*MATERIAL PROVIDED*
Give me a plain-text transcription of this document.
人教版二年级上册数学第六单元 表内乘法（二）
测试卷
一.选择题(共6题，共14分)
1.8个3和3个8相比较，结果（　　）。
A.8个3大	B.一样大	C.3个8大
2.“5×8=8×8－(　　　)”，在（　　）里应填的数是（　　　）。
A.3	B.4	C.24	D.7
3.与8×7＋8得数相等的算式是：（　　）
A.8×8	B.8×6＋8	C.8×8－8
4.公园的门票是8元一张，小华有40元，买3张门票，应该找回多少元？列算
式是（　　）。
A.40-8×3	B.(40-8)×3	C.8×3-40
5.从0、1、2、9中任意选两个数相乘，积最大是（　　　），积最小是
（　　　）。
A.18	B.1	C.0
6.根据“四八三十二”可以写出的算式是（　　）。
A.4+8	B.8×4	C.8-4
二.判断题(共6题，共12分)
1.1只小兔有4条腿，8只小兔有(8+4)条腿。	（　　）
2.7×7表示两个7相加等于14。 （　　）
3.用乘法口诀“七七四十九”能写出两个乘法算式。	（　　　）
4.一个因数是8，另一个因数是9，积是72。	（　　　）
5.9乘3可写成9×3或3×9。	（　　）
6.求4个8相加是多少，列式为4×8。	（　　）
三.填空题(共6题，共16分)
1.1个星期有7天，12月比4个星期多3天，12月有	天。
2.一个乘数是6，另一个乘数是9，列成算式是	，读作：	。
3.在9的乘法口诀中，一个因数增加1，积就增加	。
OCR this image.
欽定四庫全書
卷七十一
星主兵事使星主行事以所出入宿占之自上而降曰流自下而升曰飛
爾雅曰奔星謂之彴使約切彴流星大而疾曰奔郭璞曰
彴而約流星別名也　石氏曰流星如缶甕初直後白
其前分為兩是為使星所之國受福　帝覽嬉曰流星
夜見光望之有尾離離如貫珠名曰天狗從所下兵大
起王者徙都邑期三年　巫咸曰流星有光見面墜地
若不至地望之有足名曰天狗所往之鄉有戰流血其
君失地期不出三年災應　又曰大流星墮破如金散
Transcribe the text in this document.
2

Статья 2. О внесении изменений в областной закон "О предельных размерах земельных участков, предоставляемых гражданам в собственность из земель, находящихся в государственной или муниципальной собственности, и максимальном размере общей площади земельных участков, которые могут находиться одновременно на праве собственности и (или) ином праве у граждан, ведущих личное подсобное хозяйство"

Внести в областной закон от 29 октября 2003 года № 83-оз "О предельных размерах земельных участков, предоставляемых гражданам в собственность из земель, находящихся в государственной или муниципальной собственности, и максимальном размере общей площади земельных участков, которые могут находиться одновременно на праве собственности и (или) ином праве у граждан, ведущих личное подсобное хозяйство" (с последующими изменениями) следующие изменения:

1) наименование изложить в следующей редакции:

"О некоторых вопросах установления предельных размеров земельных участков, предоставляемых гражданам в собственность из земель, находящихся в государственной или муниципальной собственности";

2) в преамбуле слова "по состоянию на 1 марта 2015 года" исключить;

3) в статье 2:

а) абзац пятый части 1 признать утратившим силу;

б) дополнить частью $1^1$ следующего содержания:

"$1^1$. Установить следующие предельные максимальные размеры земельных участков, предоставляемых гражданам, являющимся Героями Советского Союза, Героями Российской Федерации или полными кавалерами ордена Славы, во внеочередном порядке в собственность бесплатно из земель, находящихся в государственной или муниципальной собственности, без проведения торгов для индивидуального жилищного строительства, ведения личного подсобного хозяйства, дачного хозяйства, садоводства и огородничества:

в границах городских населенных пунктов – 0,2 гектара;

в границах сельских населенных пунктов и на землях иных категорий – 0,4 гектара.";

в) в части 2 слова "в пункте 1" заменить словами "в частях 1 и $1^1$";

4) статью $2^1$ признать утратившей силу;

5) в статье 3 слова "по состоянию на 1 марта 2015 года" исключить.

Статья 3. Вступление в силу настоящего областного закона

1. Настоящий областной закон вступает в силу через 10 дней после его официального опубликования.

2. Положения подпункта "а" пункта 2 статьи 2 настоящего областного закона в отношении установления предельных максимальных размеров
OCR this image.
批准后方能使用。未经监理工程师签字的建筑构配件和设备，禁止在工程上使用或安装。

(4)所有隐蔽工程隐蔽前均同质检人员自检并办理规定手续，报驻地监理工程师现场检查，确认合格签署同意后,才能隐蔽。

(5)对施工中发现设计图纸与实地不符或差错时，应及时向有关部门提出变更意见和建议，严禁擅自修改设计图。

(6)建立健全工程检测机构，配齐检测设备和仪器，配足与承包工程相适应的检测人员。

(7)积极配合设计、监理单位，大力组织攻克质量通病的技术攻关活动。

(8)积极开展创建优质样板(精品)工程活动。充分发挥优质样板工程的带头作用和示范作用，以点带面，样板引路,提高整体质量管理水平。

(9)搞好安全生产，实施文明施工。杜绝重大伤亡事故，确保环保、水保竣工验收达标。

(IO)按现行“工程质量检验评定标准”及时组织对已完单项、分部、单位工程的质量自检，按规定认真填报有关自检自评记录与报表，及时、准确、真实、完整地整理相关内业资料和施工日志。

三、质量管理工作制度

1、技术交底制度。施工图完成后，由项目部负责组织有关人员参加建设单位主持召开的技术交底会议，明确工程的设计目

*EXERCISE REQUIREMENTS*
Report only the count of lines that include the string "this".

*WRITTEN SOLUTION*
4